=== 练习说明 ===
续写下方关于三环类地氯雷他定衍生物的论文摘录，从其最后一句之后接着写。

=== 页面摘录 ===
新型三环类地氯雷他定衍生物的合成、生物活性与分子对接

Synthesis,biological evaluation and molecular docking of novel tricyclic desloratadine derivatives

摘要: 以三环类抗组胺药物地氯雷他定为母体，设计并合成了一系列取代的三环类衍生物。所有目标化合物均通过核磁共振氢谱和高分辨质谱表征确定。H₁受体结合活性测试结果表明：化合物 7 拮抗组胺H₁受体的活性显著优于先导化合物地氯雷他定。组胺诱导的豚鼠回肠收缩实验显示化合物 7 可显著抑制回肠收缩。构效关系研究表明：化合物的疏水参数lgP的计算值与拮抗H1受体的活性具有相关性。并进一步利用分子对接技术研究了化合物 7 与H₁受体的结合模式。

=== 所给数据 ===
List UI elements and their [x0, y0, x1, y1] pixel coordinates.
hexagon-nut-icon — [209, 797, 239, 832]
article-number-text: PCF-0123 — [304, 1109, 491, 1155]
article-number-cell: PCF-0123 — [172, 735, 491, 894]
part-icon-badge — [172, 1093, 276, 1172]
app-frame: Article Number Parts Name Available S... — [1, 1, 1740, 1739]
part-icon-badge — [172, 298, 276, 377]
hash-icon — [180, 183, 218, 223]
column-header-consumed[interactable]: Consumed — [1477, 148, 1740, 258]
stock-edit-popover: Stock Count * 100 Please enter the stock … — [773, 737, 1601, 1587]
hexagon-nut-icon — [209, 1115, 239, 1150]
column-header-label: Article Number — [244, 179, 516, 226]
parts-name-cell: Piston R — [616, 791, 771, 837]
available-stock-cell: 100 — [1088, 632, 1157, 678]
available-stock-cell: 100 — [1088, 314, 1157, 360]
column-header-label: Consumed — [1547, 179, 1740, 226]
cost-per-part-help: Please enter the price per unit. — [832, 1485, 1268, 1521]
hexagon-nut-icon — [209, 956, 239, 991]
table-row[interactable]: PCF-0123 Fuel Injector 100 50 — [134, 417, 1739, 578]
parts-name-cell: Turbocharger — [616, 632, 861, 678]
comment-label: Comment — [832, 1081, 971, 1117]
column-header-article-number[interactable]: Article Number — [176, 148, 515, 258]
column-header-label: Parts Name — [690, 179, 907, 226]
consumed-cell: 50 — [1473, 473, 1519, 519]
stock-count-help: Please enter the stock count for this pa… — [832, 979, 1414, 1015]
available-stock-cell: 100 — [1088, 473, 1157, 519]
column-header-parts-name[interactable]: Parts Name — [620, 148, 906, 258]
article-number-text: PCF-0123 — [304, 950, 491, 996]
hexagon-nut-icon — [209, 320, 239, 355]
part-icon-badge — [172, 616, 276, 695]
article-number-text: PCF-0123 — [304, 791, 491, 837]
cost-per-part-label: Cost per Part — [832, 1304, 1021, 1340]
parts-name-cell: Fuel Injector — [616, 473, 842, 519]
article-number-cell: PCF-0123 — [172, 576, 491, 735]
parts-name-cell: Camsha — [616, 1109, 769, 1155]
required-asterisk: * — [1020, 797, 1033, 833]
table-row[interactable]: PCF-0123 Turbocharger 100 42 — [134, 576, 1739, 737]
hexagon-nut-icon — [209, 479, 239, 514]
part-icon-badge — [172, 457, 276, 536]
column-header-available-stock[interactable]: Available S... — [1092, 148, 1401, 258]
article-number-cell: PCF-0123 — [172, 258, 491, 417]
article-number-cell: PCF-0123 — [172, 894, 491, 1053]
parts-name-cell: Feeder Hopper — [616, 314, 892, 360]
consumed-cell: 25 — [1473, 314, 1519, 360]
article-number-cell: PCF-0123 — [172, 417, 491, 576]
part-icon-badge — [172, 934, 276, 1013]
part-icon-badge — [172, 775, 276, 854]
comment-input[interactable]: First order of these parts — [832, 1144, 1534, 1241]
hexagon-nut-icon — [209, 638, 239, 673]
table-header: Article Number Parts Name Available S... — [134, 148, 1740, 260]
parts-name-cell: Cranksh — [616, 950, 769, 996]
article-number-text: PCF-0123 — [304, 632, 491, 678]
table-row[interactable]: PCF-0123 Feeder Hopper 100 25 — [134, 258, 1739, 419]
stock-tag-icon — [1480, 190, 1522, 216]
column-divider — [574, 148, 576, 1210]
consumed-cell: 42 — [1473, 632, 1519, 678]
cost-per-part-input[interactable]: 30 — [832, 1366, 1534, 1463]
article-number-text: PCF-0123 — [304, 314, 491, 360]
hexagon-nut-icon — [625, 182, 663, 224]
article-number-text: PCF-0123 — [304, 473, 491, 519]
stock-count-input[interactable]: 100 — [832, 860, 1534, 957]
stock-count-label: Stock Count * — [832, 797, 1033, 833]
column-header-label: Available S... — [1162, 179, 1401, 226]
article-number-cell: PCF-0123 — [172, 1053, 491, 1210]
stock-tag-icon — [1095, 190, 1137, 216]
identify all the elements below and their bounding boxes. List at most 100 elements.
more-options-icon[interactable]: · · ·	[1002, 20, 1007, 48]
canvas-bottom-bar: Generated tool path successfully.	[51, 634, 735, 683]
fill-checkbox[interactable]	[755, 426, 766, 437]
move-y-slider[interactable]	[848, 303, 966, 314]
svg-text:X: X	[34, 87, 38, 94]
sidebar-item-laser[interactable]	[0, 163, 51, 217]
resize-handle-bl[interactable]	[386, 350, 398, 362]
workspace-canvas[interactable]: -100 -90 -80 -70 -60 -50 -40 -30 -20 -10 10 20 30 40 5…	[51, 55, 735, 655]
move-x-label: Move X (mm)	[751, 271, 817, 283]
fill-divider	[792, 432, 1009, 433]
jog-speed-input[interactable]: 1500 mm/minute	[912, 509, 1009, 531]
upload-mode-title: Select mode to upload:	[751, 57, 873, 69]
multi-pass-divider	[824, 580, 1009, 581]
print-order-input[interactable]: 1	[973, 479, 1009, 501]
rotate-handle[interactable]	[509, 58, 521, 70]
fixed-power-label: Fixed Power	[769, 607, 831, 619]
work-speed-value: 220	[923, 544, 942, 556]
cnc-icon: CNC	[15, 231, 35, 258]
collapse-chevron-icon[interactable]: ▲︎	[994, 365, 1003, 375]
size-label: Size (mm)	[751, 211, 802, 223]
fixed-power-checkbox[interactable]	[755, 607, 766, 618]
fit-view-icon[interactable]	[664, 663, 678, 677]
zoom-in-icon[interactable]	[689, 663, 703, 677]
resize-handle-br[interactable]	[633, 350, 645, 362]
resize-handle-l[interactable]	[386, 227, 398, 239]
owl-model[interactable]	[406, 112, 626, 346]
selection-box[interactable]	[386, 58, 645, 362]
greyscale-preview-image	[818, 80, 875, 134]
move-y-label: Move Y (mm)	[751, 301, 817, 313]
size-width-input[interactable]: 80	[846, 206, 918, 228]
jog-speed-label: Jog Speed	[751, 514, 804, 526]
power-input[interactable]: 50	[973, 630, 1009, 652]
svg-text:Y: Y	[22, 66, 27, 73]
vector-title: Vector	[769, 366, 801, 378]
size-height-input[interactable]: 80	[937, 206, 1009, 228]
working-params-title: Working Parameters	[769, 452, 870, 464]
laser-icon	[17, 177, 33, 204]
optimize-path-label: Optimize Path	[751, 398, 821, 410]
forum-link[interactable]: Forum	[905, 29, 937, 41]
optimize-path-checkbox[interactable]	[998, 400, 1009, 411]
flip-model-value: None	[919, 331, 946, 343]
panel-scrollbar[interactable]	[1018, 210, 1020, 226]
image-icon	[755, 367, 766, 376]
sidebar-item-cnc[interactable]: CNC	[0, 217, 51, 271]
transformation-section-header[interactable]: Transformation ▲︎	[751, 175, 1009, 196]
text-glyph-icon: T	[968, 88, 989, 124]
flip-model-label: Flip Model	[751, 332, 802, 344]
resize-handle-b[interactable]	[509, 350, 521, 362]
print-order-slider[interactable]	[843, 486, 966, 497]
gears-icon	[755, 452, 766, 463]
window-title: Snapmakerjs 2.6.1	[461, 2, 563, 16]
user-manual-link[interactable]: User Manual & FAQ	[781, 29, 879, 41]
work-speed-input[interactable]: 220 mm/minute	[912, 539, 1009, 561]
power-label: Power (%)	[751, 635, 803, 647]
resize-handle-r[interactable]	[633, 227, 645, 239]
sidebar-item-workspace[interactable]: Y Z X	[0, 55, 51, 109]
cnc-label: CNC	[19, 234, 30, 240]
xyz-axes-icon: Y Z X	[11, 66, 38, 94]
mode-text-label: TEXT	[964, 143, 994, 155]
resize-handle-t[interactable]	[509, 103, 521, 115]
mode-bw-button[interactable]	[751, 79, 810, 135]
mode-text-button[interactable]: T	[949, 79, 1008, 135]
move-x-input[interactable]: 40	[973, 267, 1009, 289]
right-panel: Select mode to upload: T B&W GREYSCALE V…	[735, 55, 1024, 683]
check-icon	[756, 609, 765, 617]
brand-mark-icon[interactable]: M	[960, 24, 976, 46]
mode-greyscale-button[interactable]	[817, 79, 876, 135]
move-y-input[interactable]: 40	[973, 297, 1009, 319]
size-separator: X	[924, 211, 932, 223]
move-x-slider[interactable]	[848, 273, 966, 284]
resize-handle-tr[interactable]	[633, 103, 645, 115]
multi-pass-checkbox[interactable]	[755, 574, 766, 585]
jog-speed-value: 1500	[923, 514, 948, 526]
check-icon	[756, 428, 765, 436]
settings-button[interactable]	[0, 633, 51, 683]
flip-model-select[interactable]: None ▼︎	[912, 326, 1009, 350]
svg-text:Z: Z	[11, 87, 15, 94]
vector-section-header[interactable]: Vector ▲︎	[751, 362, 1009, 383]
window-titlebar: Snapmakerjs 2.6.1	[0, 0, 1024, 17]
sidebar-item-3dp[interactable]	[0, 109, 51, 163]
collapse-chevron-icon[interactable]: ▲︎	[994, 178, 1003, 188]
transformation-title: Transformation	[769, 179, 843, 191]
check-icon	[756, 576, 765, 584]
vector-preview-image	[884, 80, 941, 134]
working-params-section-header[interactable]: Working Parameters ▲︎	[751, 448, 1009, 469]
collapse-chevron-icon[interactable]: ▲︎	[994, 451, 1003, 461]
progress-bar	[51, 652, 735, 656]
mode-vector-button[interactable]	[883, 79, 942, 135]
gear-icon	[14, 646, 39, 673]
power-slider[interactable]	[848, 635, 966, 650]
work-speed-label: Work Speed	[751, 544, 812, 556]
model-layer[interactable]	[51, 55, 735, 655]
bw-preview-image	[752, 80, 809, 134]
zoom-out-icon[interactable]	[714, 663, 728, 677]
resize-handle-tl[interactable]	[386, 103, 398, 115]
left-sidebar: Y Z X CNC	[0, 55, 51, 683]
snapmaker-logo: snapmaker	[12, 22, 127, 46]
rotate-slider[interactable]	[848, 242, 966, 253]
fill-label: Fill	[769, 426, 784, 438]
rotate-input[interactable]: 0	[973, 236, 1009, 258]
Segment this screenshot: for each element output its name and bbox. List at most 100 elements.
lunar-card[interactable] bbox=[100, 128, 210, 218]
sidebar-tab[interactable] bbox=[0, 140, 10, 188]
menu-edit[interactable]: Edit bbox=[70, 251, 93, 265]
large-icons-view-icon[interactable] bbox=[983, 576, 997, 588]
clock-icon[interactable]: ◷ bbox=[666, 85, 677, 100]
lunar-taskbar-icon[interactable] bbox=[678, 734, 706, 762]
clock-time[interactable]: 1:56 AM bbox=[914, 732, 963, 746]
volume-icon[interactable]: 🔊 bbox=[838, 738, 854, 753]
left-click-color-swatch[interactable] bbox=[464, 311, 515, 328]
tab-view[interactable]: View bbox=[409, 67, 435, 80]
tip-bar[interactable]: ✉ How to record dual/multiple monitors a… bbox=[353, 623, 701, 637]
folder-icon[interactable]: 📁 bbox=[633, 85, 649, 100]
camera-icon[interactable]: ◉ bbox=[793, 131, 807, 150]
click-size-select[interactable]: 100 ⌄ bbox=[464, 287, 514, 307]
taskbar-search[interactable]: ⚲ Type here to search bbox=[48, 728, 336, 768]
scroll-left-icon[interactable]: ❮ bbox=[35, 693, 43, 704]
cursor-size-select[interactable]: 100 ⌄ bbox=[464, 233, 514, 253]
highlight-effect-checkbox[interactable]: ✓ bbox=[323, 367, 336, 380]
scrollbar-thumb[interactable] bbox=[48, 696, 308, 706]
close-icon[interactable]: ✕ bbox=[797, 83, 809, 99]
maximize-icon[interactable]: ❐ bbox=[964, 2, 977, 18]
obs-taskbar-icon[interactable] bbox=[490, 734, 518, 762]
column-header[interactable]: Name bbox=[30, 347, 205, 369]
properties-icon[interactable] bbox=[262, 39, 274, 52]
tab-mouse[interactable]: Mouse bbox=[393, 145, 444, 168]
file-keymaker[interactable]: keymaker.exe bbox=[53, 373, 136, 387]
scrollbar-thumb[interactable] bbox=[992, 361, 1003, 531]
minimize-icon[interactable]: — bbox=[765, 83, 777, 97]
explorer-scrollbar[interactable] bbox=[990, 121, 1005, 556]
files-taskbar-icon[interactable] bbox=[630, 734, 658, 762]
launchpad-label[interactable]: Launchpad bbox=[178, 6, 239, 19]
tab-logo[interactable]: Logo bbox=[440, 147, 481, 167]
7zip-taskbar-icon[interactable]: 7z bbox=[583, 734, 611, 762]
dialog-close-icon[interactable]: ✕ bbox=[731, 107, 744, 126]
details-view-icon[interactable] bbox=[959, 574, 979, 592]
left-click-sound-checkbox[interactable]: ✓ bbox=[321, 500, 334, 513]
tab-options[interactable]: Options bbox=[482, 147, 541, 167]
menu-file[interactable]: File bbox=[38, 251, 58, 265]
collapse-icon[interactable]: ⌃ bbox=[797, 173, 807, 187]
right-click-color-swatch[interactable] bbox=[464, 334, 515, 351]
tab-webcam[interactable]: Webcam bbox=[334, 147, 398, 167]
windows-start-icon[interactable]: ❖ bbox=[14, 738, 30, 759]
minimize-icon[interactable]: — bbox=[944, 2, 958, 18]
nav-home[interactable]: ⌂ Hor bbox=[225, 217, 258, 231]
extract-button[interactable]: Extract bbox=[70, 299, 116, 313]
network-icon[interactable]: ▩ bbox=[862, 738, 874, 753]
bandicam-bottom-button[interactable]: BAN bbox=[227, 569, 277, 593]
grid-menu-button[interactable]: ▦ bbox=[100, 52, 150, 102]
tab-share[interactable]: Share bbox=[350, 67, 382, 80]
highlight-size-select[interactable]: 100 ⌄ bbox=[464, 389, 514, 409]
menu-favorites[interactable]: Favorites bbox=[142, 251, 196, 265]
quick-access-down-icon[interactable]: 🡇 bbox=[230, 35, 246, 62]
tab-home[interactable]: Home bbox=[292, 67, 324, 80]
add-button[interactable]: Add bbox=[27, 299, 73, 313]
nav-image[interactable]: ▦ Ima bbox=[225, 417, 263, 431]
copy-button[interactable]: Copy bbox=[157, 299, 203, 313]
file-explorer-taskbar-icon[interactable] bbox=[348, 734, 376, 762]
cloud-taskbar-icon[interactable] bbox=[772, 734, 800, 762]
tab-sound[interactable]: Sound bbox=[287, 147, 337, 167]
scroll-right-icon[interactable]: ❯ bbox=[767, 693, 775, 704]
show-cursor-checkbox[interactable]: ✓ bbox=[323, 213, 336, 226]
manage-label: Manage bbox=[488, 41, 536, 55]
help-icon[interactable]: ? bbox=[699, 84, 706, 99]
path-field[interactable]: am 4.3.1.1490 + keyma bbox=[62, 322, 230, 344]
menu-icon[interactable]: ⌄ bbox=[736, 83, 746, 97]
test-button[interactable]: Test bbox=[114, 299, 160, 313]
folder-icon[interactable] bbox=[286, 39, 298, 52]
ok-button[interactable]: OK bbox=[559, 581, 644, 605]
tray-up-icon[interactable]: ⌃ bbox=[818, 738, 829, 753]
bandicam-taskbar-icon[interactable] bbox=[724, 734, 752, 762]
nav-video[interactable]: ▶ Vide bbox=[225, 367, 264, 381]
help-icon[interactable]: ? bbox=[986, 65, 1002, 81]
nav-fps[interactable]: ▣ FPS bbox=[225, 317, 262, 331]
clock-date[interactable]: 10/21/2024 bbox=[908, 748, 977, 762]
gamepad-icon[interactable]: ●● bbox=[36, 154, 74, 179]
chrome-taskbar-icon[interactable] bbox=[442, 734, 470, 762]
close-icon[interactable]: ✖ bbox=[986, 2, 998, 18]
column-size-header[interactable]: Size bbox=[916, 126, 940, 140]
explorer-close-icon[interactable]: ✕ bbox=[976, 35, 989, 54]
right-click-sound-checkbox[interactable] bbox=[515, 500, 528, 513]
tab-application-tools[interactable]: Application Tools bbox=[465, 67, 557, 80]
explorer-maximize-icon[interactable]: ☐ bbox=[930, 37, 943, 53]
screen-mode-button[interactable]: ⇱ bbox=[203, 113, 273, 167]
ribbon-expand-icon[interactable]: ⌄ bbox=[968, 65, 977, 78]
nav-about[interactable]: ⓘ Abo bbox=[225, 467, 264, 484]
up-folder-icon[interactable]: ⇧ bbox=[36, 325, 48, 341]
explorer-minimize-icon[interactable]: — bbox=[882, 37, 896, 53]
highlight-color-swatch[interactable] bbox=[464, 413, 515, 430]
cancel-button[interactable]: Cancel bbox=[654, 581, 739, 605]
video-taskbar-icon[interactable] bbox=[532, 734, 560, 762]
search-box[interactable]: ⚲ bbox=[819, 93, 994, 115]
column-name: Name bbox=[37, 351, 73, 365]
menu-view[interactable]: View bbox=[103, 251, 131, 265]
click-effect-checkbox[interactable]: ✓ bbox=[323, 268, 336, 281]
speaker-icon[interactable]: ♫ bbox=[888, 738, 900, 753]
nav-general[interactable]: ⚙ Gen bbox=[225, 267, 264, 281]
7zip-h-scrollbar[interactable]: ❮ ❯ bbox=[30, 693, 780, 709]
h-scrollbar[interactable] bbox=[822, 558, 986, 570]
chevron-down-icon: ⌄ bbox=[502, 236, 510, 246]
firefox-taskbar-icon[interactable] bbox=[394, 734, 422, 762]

=== 任务回答 ===
Abstract: A new series of tricyclic derivatives were designed and synthesized on the basis of the structure of desloratadine.All the target compounds were identified by ¹H NMR and HR-MS.The H₁ receptor binding affinity experiment indicated that compound 7 was significantly more active than desloratadine.The in vitro histamine induced the contraction of guiea-pig ileum.Results showed that compound 7 had strong inhibitory activity on the ileum contraction.SAR study indicated that the calculated lgP values of compounds were consistent with their antihistamine activity.The binding mode of compound 7 and homology mode of H₁ receptor have been predicted by further molecular docking.